··· Data to use ···

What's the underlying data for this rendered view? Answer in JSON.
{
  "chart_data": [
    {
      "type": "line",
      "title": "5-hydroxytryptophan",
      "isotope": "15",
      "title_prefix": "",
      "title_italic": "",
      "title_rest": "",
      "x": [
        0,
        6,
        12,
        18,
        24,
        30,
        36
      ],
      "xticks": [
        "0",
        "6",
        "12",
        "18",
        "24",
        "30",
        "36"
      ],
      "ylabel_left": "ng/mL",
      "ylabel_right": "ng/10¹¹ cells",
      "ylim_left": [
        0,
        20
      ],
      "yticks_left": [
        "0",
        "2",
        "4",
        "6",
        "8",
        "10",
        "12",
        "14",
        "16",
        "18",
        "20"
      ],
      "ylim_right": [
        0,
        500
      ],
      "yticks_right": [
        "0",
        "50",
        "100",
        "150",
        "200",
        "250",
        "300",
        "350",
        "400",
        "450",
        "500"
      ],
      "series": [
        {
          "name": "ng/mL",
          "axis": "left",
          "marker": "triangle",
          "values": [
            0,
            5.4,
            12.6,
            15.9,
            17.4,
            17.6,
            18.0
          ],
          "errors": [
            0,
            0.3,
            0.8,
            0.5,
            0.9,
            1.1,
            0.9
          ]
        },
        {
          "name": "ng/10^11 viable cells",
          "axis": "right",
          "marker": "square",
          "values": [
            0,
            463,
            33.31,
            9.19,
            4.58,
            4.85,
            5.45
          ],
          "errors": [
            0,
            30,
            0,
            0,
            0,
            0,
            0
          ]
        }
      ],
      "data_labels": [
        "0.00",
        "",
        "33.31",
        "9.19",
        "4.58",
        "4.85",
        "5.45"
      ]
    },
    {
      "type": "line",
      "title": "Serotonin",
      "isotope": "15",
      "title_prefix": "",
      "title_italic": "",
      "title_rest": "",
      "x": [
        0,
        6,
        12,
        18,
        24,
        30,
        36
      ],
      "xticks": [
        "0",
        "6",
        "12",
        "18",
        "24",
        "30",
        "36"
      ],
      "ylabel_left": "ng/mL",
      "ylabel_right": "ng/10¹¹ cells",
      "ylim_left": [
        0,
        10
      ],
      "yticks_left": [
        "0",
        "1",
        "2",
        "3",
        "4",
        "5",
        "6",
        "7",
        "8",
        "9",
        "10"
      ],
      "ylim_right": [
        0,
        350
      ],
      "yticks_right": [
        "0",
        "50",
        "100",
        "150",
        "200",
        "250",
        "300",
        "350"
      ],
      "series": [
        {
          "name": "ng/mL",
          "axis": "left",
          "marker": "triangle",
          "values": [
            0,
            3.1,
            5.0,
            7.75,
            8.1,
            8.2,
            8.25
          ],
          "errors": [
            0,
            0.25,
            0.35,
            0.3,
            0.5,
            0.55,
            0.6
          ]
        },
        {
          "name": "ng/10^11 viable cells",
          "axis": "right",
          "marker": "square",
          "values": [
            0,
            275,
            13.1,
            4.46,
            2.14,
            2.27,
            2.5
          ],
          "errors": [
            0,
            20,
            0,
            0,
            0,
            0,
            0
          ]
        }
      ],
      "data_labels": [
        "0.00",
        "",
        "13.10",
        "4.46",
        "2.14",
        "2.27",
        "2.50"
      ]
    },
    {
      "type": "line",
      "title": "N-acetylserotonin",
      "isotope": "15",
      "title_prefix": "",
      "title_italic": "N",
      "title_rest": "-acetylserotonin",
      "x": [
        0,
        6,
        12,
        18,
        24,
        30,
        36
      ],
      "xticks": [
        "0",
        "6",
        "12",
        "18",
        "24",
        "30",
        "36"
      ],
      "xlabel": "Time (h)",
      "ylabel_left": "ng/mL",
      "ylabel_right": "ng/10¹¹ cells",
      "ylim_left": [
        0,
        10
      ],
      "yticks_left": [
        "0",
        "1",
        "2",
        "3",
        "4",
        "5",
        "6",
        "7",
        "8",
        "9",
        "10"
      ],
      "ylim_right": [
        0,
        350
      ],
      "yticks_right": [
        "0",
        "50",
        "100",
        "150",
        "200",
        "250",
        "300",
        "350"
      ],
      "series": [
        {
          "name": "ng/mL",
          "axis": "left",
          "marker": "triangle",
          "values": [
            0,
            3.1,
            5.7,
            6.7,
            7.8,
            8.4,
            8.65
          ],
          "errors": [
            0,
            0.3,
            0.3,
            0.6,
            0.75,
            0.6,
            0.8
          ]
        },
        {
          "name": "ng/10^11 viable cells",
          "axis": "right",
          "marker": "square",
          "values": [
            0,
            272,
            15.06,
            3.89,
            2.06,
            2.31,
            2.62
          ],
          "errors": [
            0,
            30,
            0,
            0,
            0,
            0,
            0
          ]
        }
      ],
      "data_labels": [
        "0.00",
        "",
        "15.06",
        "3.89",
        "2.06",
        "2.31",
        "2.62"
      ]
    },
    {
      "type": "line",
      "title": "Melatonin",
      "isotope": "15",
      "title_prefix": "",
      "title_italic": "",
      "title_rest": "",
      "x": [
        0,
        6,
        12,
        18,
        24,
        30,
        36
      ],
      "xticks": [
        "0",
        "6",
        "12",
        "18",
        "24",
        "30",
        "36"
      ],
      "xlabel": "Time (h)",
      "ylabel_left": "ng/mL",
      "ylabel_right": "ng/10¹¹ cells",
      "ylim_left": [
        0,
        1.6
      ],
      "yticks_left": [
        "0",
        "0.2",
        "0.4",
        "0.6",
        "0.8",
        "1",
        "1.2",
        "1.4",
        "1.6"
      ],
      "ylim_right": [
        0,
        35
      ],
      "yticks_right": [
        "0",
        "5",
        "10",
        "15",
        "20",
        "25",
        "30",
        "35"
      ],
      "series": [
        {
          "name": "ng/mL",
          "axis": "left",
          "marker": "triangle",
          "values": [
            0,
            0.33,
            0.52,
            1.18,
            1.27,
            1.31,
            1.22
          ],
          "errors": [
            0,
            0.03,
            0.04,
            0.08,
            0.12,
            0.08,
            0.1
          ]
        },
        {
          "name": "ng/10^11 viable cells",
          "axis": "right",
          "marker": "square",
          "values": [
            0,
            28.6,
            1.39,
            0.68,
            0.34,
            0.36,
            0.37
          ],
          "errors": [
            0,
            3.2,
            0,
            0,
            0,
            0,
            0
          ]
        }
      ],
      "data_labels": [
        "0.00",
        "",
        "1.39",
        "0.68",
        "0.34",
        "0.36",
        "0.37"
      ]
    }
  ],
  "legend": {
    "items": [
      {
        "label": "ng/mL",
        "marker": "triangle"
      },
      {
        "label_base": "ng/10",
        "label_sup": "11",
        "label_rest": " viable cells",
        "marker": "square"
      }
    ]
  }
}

···

- Exercise details
Every record above belongs in the answer, reproduced exactly.

- Response below
What's the underlying data for this rendered view? Answer in JSON.
{
  "chart_data": [
    {
      "type": "line",
      "title": "5-hydroxytryptophan",
      "isotope": "15",
      "title_prefix": "",
      "title_italic": "",
      "title_rest": "",
      "x": [
        0,
        6,
        12,
        18,
        24,
        30,
        36
      ],
      "xticks": [
        "0",
        "6",
        "12",
        "18",
        "24",
        "30",
        "36"
      ],
      "ylabel_left": "ng/mL",
      "ylabel_right": "ng/10¹¹ cells",
      "ylim_left": [
        0,
        20
      ],
      "yticks_left": [
        "0",
        "2",
        "4",
        "6",
        "8",
        "10",
        "12",
        "14",
        "16",
        "18",
        "20"
      ],
      "ylim_right": [
        0,
        500
      ],
      "yticks_right": [
        "0",
        "50",
        "100",
        "150",
        "200",
        "250",
        "300",
        "350",
        "400",
        "450",
        "500"
      ],
      "series": [
        {
          "name": "ng/mL",
          "axis": "left",
          "marker": "triangle",
          "values": [
            0,
            5.4,
            12.6,
            15.9,
            17.4,
            17.6,
            18.0
          ],
          "errors": [
            0,
            0.3,
            0.8,
            0.5,
            0.9,
            1.1,
            0.9
          ]
        },
        {
          "name": "ng/10^11 viable cells",
          "axis": "right",
          "marker": "square",
          "values": [
            0,
            463,
            33.31,
            9.19,
            4.58,
            4.85,
            5.45
          ],
          "errors": [
            0,
            30,
            0,
            0,
            0,
            0,
            0
          ]
        }
      ],
      "data_labels": [
        "0.00",
        "",
        "33.31",
        "9.19",
        "4.58",
        "4.85",
        "5.45"
      ]
    },
    {
      "type": "line",
      "title": "Serotonin",
      "isotope": "15",
      "title_prefix": "",
      "title_italic": "",
      "title_rest": "",
      "x": [
        0,
        6,
        12,
        18,
        24,
        30,
        36
      ],
      "xticks": [
        "0",
        "6",
        "12",
        "18",
        "24",
        "30",
        "36"
      ],
      "ylabel_left": "ng/mL",
      "ylabel_right": "ng/10¹¹ cells",
      "ylim_left": [
        0,
        10
      ],
      "yticks_left": [
        "0",
        "1",
        "2",
        "3",
        "4",
        "5",
        "6",
        "7",
        "8",
        "9",
        "10"
      ],
      "ylim_right": [
        0,
        350
      ],
      "yticks_right": [
        "0",
        "50",
        "100",
        "150",
        "200",
        "250",
        "300",
        "350"
      ],
      "series": [
        {
          "name": "ng/mL",
          "axis": "left",
          "marker": "triangle",
          "values": [
            0,
            3.1,
            5.0,
            7.75,
            8.1,
            8.2,
            8.25
          ],
          "errors": [
            0,
            0.25,
            0.35,
            0.3,
            0.5,
            0.55,
            0.6
          ]
        },
        {
          "name": "ng/10^11 viable cells",
          "axis": "right",
          "marker": "square",
          "values": [
            0,
            275,
            13.1,
            4.46,
            2.14,
            2.27,
            2.5
          ],
          "errors": [
            0,
            20,
            0,
            0,
            0,
            0,
            0
          ]
        }
      ],
      "data_labels": [
        "0.00",
        "",
        "13.10",
        "4.46",
        "2.14",
        "2.27",
        "2.50"
      ]
    },
    {
      "type": "line",
      "title": "N-acetylserotonin",
      "isotope": "15",
      "title_prefix": "",
      "title_italic": "N",
      "title_rest": "-acetylserotonin",
      "x": [
        0,
        6,
        12,
        18,
        24,
        30,
        36
      ],
      "xticks": [
        "0",
        "6",
        "12",
        "18",
        "24",
        "30",
        "36"
      ],
      "xlabel": "Time (h)",
      "ylabel_left": "ng/mL",
      "ylabel_right": "ng/10¹¹ cells",
      "ylim_left": [
        0,
        10
      ],
      "yticks_left": [
        "0",
        "1",
        "2",
        "3",
        "4",
        "5",
        "6",
        "7",
        "8",
        "9",
        "10"
      ],
      "ylim_right": [
        0,
        350
      ],
      "yticks_right": [
        "0",
        "50",
        "100",
        "150",
        "200",
        "250",
        "300",
        "350"
      ],
      "series": [
        {
          "name": "ng/mL",
          "axis": "left",
          "marker": "triangle",
          "values": [
            0,
            3.1,
            5.7,
            6.7,
            7.8,
            8.4,
            8.65
          ],
          "errors": [
            0,
            0.3,
            0.3,
            0.6,
            0.75,
            0.6,
            0.8
          ]
        },
        {
          "name": "ng/10^11 viable cells",
          "axis": "right",
          "marker": "square",
          "values": [
            0,
            272,
            15.06,
            3.89,
            2.06,
            2.31,
            2.62
          ],
          "errors": [
            0,
            30,
            0,
            0,
            0,
            0,
            0
          ]
        }
      ],
      "data_labels": [
        "0.00",
        "",
        "15.06",
        "3.89",
        "2.06",
        "2.31",
        "2.62"
      ]
    },
    {
      "type": "line",
      "title": "Melatonin",
      "isotope": "15",
      "title_prefix": "",
      "title_italic": "",
      "title_rest": "",
      "x": [
        0,
        6,
        12,
        18,
        24,
        30,
        36
      ],
      "xticks": [
        "0",
        "6",
        "12",
        "18",
        "24",
        "30",
        "36"
      ],
      "xlabel": "Time (h)",
      "ylabel_left": "ng/mL",
      "ylabel_right": "ng/10¹¹ cells",
      "ylim_left": [
        0,
        1.6
      ],
      "yticks_left": [
        "0",
        "0.2",
        "0.4",
        "0.6",
        "0.8",
        "1",
        "1.2",
        "1.4",
        "1.6"
      ],
      "ylim_right": [
        0,
        35
      ],
      "yticks_right": [
        "0",
        "5",
        "10",
        "15",
        "20",
        "25",
        "30",
        "35"
      ],
      "series": [
        {
          "name": "ng/mL",
          "axis": "left",
          "marker": "triangle",
          "values": [
            0,
            0.33,
            0.52,
            1.18,
            1.27,
            1.31,
            1.22
          ],
          "errors": [
            0,
            0.03,
            0.04,
            0.08,
            0.12,
            0.08,
            0.1
          ]
        },
        {
          "name": "ng/10^11 viable cells",
          "axis": "right",
          "marker": "square",
          "values": [
            0,
            28.6,
            1.39,
            0.68,
            0.34,
            0.36,
            0.37
          ],
          "errors": [
            0,
            3.2,
            0,
            0,
            0,
            0,
            0
          ]
        }
      ],
      "data_labels": [
        "0.00",
        "",
        "1.39",
        "0.68",
        "0.34",
        "0.36",
        "0.37"
      ]
    }
  ],
  "legend": {
    "items": [
      {
        "label": "ng/mL",
        "marker": "triangle"
      },
      {
        "label_base": "ng/10",
        "label_sup": "11",
        "label_rest": " viable cells",
        "marker": "square"
      }
    ]
  }
}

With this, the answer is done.